* START *
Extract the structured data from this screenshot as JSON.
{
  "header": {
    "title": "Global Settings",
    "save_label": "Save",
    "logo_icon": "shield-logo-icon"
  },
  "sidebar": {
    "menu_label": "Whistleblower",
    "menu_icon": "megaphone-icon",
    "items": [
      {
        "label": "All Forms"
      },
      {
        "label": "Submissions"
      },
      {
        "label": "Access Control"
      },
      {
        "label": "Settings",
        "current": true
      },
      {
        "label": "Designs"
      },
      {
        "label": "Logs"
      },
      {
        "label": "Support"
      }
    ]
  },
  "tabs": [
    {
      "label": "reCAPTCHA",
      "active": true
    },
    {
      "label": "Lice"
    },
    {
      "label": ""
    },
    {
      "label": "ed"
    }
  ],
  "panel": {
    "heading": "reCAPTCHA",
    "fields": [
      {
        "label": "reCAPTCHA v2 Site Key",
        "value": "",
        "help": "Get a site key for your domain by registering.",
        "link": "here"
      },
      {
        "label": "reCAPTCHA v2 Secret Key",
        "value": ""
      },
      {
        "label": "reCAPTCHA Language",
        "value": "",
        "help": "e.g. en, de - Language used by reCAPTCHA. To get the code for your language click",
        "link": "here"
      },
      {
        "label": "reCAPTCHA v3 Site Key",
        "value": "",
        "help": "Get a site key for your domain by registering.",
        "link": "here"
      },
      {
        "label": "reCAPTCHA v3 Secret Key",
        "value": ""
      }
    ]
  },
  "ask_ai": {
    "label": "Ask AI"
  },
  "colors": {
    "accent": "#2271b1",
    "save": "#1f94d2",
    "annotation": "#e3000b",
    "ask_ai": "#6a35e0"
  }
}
* END *
[STATED EXERCISE]: Copy each line of the records above that carries the word "icon".

[WRITTEN ANSWER]:
    "logo_icon": "shield-logo-icon"
    "menu_icon": "megaphone-icon",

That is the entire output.